## WHAT TO PRODUCE
Write out the complete material exactly as it stands.

## MATERIAL SUPPLIED
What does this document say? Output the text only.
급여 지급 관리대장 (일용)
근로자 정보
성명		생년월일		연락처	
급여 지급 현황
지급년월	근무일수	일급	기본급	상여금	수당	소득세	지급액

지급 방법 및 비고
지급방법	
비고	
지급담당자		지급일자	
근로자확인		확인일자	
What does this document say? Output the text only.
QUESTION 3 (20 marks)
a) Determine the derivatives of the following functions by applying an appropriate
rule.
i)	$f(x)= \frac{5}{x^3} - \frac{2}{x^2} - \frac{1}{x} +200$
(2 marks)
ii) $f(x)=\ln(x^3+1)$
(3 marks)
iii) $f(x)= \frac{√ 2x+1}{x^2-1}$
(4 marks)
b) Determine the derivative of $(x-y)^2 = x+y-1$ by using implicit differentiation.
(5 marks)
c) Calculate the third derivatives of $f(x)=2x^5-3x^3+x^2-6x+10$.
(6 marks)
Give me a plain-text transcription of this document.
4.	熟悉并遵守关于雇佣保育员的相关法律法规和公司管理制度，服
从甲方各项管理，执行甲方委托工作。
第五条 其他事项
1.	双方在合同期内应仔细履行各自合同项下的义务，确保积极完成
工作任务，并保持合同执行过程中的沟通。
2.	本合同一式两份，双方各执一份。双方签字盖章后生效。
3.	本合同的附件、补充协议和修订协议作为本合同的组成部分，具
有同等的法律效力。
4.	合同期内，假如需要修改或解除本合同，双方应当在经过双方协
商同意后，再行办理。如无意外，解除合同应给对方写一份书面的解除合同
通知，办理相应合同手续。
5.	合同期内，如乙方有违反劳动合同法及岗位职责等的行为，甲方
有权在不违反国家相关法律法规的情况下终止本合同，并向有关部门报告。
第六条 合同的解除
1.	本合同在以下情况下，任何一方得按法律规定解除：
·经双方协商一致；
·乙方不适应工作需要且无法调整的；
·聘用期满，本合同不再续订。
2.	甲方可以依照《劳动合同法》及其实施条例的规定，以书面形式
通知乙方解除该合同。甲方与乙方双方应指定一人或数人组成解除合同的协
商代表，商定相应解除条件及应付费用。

## SOLUTION
What does this document say? Output the text only.
급여 지급 관리대장 (일용)
근로자 정보
성명		생년월일		연락처	
급여 지급 현황
지급년월	근무일수	일급	기본급	상여금	수당	소득세	지급액

지급 방법 및 비고
지급방법	
비고	
지급담당자		지급일자	
근로자확인		확인일자	
What does this document say? Output the text only.
QUESTION 3 (20 marks)
a) Determine the derivatives of the following functions by applying an appropriate
rule.
i)	$f(x)= \frac{5}{x^3} - \frac{2}{x^2} - \frac{1}{x} +200$
(2 marks)
ii) $f(x)=\ln(x^3+1)$
(3 marks)
iii) $f(x)= \frac{√ 2x+1}{x^2-1}$
(4 marks)
b) Determine the derivative of $(x-y)^2 = x+y-1$ by using implicit differentiation.
(5 marks)
c) Calculate the third derivatives of $f(x)=2x^5-3x^3+x^2-6x+10$.
(6 marks)
Give me a plain-text transcription of this document.
4.	熟悉并遵守关于雇佣保育员的相关法律法规和公司管理制度，服
从甲方各项管理，执行甲方委托工作。
第五条 其他事项
1.	双方在合同期内应仔细履行各自合同项下的义务，确保积极完成
工作任务，并保持合同执行过程中的沟通。
2.	本合同一式两份，双方各执一份。双方签字盖章后生效。
3.	本合同的附件、补充协议和修订协议作为本合同的组成部分，具
有同等的法律效力。
4.	合同期内，假如需要修改或解除本合同，双方应当在经过双方协
商同意后，再行办理。如无意外，解除合同应给对方写一份书面的解除合同
通知，办理相应合同手续。
5.	合同期内，如乙方有违反劳动合同法及岗位职责等的行为，甲方
有权在不违反国家相关法律法规的情况下终止本合同，并向有关部门报告。
第六条 合同的解除
1.	本合同在以下情况下，任何一方得按法律规定解除：
·经双方协商一致；
·乙方不适应工作需要且无法调整的；
·聘用期满，本合同不再续订。
2.	甲方可以依照《劳动合同法》及其实施条例的规定，以书面形式
通知乙方解除该合同。甲方与乙方双方应指定一人或数人组成解除合同的协
商代表，商定相应解除条件及应付费用。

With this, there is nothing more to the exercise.